● Instructions to follow
State only how many lines contain the string "rating".

● Supplied material
(begin)

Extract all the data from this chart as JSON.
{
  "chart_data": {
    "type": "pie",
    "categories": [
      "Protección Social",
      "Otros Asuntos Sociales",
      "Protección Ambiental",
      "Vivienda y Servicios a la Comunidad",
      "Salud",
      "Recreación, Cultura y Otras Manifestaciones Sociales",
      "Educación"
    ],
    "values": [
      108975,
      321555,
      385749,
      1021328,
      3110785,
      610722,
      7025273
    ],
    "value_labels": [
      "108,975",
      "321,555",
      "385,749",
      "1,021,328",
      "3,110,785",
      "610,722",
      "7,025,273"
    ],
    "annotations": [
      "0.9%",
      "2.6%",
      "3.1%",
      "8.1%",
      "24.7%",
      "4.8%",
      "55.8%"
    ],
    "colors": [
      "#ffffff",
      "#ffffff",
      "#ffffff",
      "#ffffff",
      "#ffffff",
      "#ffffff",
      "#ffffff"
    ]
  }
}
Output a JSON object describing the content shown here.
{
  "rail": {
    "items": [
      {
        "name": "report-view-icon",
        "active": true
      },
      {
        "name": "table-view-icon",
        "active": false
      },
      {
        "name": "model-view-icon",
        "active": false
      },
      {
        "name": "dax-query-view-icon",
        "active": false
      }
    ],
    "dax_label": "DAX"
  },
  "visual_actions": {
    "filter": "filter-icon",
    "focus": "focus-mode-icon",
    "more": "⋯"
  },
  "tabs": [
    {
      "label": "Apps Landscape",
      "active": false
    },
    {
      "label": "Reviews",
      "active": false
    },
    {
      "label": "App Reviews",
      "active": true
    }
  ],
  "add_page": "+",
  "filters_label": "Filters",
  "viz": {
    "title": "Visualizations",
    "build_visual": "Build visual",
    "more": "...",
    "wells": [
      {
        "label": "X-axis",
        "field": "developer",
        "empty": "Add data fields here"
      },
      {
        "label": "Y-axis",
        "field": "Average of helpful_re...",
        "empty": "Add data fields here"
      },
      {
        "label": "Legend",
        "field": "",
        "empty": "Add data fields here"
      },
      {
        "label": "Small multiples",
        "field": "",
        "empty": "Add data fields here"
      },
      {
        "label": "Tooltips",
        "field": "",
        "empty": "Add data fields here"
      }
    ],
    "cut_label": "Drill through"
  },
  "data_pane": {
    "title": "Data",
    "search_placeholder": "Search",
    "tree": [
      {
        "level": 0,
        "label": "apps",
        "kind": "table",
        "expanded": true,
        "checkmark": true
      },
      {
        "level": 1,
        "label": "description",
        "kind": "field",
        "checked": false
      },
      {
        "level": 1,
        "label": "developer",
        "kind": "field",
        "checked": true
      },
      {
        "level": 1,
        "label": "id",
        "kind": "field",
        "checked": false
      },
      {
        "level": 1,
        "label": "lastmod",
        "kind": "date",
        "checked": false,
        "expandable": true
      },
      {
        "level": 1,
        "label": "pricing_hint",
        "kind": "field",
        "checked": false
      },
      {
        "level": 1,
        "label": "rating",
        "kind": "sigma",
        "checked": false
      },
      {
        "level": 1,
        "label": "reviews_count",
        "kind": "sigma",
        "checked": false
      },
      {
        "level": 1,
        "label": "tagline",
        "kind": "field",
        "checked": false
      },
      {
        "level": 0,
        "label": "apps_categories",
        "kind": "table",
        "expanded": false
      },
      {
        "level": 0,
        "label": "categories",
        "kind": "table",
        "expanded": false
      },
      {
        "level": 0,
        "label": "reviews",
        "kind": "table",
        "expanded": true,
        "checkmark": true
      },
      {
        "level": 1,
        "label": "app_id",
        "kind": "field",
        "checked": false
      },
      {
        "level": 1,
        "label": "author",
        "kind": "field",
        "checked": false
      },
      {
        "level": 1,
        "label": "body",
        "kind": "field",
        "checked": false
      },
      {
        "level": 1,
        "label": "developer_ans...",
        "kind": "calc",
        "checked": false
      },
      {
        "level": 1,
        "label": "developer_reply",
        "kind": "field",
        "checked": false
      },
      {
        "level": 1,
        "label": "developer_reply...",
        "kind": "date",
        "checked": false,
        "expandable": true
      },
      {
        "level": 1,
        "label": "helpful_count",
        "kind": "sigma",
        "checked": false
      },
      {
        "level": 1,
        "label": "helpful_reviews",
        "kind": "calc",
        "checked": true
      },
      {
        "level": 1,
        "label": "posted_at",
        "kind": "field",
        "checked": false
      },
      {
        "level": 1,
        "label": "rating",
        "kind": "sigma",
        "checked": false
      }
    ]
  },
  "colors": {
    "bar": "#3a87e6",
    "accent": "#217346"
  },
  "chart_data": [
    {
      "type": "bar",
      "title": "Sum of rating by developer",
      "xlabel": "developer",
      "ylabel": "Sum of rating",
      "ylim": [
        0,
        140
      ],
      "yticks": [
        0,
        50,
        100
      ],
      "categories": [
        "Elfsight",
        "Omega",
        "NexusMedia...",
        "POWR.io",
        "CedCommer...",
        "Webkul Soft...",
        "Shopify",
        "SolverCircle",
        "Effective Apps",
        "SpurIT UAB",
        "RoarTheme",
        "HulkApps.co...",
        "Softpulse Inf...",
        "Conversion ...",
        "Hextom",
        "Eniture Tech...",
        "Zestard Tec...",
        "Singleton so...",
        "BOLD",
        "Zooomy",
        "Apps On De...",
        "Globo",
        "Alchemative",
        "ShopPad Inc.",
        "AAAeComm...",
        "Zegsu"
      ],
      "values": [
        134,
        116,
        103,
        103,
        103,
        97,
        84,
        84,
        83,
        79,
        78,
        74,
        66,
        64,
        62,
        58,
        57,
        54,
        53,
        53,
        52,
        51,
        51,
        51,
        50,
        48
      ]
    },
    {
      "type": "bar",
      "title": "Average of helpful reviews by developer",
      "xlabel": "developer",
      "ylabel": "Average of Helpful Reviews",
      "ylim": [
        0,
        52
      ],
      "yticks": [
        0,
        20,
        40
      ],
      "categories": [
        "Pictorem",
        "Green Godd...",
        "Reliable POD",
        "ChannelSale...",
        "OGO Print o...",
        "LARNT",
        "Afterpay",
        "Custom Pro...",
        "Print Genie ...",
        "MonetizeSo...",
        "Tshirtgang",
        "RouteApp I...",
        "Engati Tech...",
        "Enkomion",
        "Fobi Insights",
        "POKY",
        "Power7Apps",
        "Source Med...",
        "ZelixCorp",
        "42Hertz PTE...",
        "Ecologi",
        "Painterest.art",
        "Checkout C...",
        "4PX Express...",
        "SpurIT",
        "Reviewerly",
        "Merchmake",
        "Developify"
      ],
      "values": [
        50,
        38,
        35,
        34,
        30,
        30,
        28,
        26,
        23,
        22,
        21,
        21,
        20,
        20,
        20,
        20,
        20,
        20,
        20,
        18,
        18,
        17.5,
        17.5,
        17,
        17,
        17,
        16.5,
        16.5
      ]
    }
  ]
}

(end)

● Solved problem
4